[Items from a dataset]
+--

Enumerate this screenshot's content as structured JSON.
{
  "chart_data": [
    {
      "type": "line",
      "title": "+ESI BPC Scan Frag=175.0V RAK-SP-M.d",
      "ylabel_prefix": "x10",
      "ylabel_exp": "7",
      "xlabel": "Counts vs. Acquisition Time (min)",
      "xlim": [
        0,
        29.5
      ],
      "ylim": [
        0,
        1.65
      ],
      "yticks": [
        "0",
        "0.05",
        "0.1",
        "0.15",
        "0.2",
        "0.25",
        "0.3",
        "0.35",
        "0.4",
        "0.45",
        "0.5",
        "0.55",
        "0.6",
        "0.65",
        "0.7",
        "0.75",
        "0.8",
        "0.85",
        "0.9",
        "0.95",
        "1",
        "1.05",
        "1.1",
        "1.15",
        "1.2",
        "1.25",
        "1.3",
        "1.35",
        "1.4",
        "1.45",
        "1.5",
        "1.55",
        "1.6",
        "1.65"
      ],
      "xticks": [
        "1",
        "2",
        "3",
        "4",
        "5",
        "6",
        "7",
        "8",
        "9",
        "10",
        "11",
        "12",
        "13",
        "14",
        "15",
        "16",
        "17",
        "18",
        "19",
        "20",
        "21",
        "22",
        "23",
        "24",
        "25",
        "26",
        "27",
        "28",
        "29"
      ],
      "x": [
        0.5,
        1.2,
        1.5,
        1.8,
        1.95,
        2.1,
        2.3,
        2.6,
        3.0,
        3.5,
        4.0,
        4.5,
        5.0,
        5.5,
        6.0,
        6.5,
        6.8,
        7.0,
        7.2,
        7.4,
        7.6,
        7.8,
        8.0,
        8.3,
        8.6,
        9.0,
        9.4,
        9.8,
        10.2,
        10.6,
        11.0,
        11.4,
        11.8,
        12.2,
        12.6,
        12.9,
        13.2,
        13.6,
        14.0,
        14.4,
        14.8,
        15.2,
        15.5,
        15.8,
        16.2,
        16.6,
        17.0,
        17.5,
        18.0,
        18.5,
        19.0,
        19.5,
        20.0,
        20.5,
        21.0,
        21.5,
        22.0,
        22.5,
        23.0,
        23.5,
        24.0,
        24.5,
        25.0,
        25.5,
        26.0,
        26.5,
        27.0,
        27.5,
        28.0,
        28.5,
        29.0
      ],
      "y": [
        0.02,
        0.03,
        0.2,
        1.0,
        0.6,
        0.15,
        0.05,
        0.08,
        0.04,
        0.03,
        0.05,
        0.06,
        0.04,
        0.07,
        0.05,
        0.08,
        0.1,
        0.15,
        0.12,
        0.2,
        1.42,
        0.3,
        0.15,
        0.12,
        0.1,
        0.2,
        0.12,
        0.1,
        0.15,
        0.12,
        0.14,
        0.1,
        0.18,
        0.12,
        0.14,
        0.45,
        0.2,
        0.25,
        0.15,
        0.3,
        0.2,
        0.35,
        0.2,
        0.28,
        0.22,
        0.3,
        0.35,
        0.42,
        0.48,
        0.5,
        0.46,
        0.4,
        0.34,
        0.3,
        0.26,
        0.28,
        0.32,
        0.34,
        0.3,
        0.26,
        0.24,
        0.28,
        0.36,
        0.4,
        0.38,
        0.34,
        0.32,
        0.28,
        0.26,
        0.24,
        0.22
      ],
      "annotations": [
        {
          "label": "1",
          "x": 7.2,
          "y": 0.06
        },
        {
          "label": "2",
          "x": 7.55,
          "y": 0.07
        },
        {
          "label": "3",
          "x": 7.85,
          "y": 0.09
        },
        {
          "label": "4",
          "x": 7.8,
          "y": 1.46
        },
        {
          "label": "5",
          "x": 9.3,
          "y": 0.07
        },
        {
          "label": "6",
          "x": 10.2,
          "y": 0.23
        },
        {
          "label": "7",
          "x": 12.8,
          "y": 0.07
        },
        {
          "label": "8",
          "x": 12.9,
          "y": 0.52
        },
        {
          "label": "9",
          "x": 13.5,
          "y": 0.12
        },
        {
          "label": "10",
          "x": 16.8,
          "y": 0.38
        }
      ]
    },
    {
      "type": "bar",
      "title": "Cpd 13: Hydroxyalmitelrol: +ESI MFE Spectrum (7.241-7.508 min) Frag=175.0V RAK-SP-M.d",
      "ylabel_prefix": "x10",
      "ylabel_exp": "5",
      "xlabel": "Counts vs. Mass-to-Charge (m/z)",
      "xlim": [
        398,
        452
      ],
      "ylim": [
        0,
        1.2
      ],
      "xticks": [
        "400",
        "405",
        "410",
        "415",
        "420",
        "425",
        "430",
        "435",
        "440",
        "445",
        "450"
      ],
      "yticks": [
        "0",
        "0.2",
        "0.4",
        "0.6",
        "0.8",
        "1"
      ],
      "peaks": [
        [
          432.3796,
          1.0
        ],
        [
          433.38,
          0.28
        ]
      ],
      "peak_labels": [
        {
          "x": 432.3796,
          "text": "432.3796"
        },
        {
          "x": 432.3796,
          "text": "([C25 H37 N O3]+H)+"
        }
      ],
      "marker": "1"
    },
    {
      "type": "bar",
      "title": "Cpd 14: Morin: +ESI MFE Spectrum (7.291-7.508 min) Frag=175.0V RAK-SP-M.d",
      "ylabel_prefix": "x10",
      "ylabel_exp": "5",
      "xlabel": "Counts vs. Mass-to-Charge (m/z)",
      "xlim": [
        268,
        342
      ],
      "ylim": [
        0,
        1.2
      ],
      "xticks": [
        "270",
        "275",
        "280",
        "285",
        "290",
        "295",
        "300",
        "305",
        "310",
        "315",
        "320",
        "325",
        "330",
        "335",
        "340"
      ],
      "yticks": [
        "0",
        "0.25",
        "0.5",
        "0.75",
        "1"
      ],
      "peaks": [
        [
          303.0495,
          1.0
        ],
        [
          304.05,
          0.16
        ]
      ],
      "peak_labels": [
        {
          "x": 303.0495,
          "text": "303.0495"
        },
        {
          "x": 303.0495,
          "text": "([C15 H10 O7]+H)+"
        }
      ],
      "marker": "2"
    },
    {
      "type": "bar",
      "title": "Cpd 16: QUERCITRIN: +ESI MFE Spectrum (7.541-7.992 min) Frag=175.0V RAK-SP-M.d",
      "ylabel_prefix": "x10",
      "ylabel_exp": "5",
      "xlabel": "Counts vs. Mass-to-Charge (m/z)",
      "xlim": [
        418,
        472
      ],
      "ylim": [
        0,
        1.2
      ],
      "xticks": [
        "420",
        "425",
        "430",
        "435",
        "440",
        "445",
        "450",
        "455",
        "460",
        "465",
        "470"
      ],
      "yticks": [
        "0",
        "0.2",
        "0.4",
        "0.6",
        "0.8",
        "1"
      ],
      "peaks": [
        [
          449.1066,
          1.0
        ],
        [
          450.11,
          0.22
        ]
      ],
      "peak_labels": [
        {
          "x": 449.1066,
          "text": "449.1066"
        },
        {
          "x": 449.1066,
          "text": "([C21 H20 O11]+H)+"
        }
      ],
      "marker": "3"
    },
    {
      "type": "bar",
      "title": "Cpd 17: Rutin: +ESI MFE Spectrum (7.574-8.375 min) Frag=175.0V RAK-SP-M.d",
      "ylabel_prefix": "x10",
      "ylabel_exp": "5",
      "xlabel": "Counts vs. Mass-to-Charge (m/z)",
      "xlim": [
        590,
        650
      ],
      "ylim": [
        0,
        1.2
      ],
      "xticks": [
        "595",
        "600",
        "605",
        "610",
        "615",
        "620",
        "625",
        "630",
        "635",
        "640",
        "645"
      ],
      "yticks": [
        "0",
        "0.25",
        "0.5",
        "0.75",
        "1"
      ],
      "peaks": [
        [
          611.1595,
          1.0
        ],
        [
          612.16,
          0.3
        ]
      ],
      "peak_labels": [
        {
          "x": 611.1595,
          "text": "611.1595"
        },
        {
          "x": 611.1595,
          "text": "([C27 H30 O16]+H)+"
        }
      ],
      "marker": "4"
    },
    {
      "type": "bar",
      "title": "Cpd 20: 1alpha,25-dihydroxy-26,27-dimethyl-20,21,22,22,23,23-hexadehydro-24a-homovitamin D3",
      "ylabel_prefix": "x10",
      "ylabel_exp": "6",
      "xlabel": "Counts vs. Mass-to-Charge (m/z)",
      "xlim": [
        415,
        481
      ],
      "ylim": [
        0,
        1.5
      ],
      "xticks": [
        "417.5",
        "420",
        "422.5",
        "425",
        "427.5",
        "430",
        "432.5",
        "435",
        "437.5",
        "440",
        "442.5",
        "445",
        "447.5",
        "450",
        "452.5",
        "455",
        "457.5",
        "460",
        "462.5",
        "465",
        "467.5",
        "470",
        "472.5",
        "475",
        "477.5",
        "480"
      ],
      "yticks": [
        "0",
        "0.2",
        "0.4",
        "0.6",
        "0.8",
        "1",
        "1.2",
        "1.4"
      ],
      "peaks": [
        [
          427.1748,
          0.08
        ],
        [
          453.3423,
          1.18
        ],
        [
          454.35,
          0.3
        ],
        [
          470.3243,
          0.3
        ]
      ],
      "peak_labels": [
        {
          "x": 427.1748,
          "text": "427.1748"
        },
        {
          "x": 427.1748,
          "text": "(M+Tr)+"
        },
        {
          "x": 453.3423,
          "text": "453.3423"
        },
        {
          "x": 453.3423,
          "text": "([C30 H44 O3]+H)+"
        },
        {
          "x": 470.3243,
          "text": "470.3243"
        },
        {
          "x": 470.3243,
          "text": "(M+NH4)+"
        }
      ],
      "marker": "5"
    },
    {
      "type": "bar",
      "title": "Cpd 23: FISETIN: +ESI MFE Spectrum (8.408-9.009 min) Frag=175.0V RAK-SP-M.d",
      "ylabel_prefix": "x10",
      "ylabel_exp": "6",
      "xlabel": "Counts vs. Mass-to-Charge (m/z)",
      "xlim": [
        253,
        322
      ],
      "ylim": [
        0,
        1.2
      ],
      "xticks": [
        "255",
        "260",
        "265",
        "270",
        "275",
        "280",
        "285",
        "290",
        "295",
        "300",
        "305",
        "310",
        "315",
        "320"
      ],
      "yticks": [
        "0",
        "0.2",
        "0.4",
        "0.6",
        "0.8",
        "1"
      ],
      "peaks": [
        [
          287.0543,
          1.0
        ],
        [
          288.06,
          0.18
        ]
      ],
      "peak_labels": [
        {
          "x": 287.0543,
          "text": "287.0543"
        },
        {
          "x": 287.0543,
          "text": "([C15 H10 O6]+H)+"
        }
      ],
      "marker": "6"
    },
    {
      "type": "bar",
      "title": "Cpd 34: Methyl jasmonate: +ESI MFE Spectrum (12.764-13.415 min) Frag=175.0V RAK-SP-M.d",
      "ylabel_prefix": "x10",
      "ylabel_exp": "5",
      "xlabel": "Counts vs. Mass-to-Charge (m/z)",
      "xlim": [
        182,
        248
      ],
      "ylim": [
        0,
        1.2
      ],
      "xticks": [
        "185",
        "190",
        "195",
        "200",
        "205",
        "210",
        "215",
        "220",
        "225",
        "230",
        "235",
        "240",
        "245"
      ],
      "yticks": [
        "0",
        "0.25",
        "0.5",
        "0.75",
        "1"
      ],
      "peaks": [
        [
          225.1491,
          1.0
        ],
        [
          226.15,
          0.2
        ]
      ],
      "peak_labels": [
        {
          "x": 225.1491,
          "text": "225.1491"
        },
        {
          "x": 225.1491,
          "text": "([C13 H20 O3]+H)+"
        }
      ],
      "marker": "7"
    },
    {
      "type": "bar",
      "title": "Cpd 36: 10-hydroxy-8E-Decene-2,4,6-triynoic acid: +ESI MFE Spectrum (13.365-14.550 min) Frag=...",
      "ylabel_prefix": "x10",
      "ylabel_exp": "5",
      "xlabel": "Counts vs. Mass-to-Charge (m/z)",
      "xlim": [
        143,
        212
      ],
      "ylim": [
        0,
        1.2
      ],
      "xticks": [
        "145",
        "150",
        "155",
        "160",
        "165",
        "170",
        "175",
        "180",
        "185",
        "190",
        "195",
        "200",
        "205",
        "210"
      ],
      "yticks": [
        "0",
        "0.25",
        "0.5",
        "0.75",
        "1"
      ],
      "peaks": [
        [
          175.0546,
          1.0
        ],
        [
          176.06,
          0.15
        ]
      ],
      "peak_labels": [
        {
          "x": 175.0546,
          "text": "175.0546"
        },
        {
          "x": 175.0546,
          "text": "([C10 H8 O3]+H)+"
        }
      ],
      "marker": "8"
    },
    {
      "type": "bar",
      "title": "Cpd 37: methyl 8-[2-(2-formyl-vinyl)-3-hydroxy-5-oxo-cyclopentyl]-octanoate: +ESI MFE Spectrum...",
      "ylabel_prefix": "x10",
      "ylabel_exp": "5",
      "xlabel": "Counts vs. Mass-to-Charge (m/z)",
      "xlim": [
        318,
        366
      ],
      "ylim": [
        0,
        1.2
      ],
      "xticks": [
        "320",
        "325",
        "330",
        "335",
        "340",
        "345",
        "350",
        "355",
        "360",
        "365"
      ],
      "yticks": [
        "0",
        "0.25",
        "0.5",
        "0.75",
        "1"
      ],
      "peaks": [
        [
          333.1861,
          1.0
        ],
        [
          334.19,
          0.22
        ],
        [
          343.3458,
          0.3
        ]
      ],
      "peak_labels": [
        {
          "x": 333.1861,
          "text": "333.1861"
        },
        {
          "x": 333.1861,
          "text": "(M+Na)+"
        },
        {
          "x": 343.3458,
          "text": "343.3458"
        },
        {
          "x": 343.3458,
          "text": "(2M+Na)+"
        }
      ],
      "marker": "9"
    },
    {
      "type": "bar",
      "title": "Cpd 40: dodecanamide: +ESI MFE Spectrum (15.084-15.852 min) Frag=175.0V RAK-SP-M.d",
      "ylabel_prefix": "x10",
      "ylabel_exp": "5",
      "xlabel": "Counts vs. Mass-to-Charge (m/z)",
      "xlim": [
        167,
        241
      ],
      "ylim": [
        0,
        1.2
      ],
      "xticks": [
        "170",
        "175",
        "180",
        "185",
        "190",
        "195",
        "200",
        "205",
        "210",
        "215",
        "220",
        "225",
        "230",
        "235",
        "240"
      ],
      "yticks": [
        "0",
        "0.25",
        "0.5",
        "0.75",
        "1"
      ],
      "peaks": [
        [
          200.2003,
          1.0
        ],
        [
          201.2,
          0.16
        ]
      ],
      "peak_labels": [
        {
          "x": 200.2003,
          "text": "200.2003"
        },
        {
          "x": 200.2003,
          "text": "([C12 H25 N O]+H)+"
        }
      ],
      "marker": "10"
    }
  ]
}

+--

• [TASK GOAL]: Which lines contain "Spectrum"? Show each of them.

• [WRITTEN ANSWER]:
      "title": "Cpd 13: Hydroxyalmitelrol: +ESI MFE Spectrum (7.241-7.508 min) Frag=175.0V RAK-SP-M.d",
      "title": "Cpd 14: Morin: +ESI MFE Spectrum (7.291-7.508 min) Frag=175.0V RAK-SP-M.d",
      "title": "Cpd 16: QUERCITRIN: +ESI MFE Spectrum (7.541-7.992 min) Frag=175.0V RAK-SP-M.d",
      "title": "Cpd 17: Rutin: +ESI MFE Spectrum (7.574-8.375 min) Frag=175.0V RAK-SP-M.d",
      "title": "Cpd 23: FISETIN: +ESI MFE Spectrum (8.408-9.009 min) Frag=175.0V RAK-SP-M.d",
      "title": "Cpd 34: Methyl jasmonate: +ESI MFE Spectrum (12.764-13.415 min) Frag=175.0V RAK-SP-M.d",
      "title": "Cpd 36: 10-hydroxy-8E-Decene-2,4,6-triynoic acid: +ESI MFE Spectrum (13.365-14.550 min) Frag=...",
      "title": "Cpd 37: methyl 8-[2-(2-formyl-vinyl)-3-hydroxy-5-oxo-cyclopentyl]-octanoate: +ESI MFE Spectrum...",
      "title": "Cpd 40: dodecanamide: +ESI MFE Spectrum (15.084-15.852 min) Frag=175.0V RAK-SP-M.d",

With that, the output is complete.